■ GOAL
The data below should be restated word for word, with every picture omitted.

■ EXERCISE MATERIAL
§ §
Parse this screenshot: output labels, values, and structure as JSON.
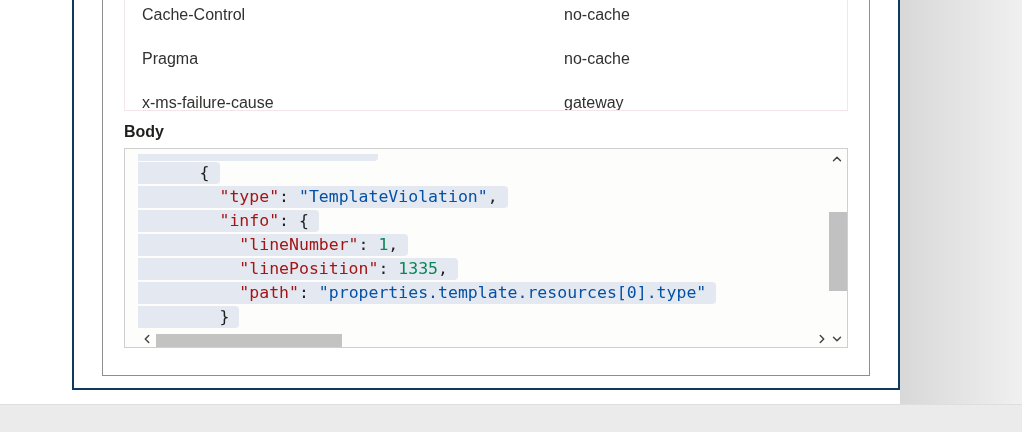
{
  "headers": {
    "rows": [
      {
        "name": "Cache-Control",
        "value": "no-cache"
      },
      {
        "name": "Pragma",
        "value": "no-cache"
      },
      {
        "name": "x-ms-failure-cause",
        "value": "gateway"
      }
    ]
  },
  "body": {
    "label": "Body",
    "lines": [
      [
        {
          "kind": "punct",
          "text": "      {"
        }
      ],
      [
        {
          "kind": "key",
          "text": "        \"type\""
        },
        {
          "kind": "punct",
          "text": ": "
        },
        {
          "kind": "string",
          "text": "\"TemplateViolation\""
        },
        {
          "kind": "punct",
          "text": ","
        }
      ],
      [
        {
          "kind": "key",
          "text": "        \"info\""
        },
        {
          "kind": "punct",
          "text": ": {"
        }
      ],
      [
        {
          "kind": "key",
          "text": "          \"lineNumber\""
        },
        {
          "kind": "punct",
          "text": ": "
        },
        {
          "kind": "number",
          "text": "1"
        },
        {
          "kind": "punct",
          "text": ","
        }
      ],
      [
        {
          "kind": "key",
          "text": "          \"linePosition\""
        },
        {
          "kind": "punct",
          "text": ": "
        },
        {
          "kind": "number",
          "text": "1335"
        },
        {
          "kind": "punct",
          "text": ","
        }
      ],
      [
        {
          "kind": "key",
          "text": "          \"path\""
        },
        {
          "kind": "punct",
          "text": ": "
        },
        {
          "kind": "string",
          "text": "\"properties.template.resources[0].type\""
        }
      ],
      [
        {
          "kind": "punct",
          "text": "        }"
        }
      ]
    ]
  }
}
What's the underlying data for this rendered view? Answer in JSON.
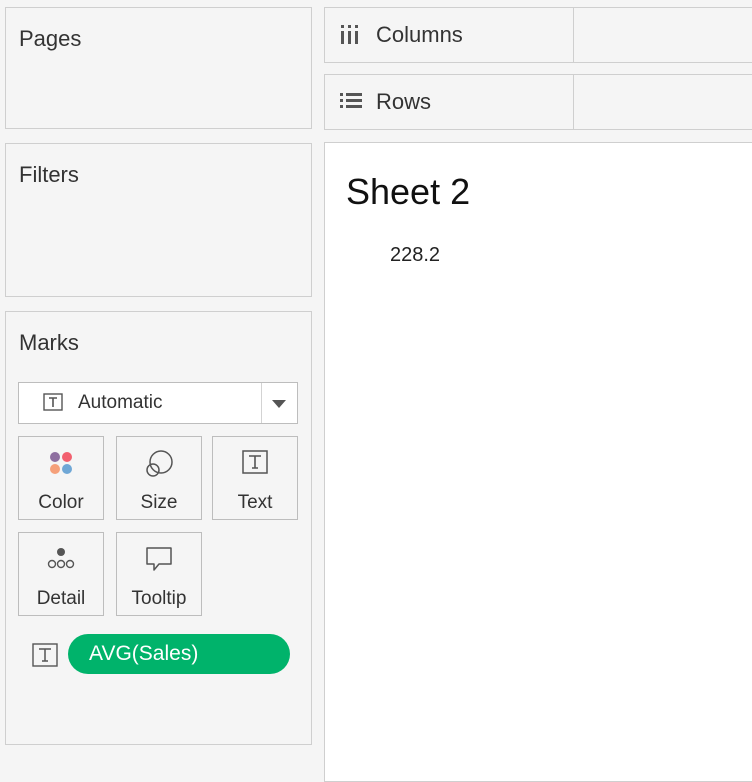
§ §
■ TASK SOLUTION
Parse this screenshot: output labels, values, and structure as JSON.
{
  "headers": {
    "rows": [
      {
        "name": "Cache-Control",
        "value": "no-cache"
      },
      {
        "name": "Pragma",
        "value": "no-cache"
      },
      {
        "name": "x-ms-failure-cause",
        "value": "gateway"
      }
    ]
  },
  "body": {
    "label": "Body",
    "lines": [
      [
        {
          "kind": "punct",
          "text": "      {"
        }
      ],
      [
        {
          "kind": "key",
          "text": "        \"type\""
        },
        {
          "kind": "punct",
          "text": ": "
        },
        {
          "kind": "string",
          "text": "\"TemplateViolation\""
        },
        {
          "kind": "punct",
          "text": ","
        }
      ],
      [
        {
          "kind": "key",
          "text": "        \"info\""
        },
        {
          "kind": "punct",
          "text": ": {"
        }
      ],
      [
        {
          "kind": "key",
          "text": "          \"lineNumber\""
        },
        {
          "kind": "punct",
          "text": ": "
        },
        {
          "kind": "number",
          "text": "1"
        },
        {
          "kind": "punct",
          "text": ","
        }
      ],
      [
        {
          "kind": "key",
          "text": "          \"linePosition\""
        },
        {
          "kind": "punct",
          "text": ": "
        },
        {
          "kind": "number",
          "text": "1335"
        },
        {
          "kind": "punct",
          "text": ","
        }
      ],
      [
        {
          "kind": "key",
          "text": "          \"path\""
        },
        {
          "kind": "punct",
          "text": ": "
        },
        {
          "kind": "string",
          "text": "\"properties.template.resources[0].type\""
        }
      ],
      [
        {
          "kind": "punct",
          "text": "        }"
        }
      ]
    ]
  }
}
What's the underlying data for this rendered view? Answer in JSON.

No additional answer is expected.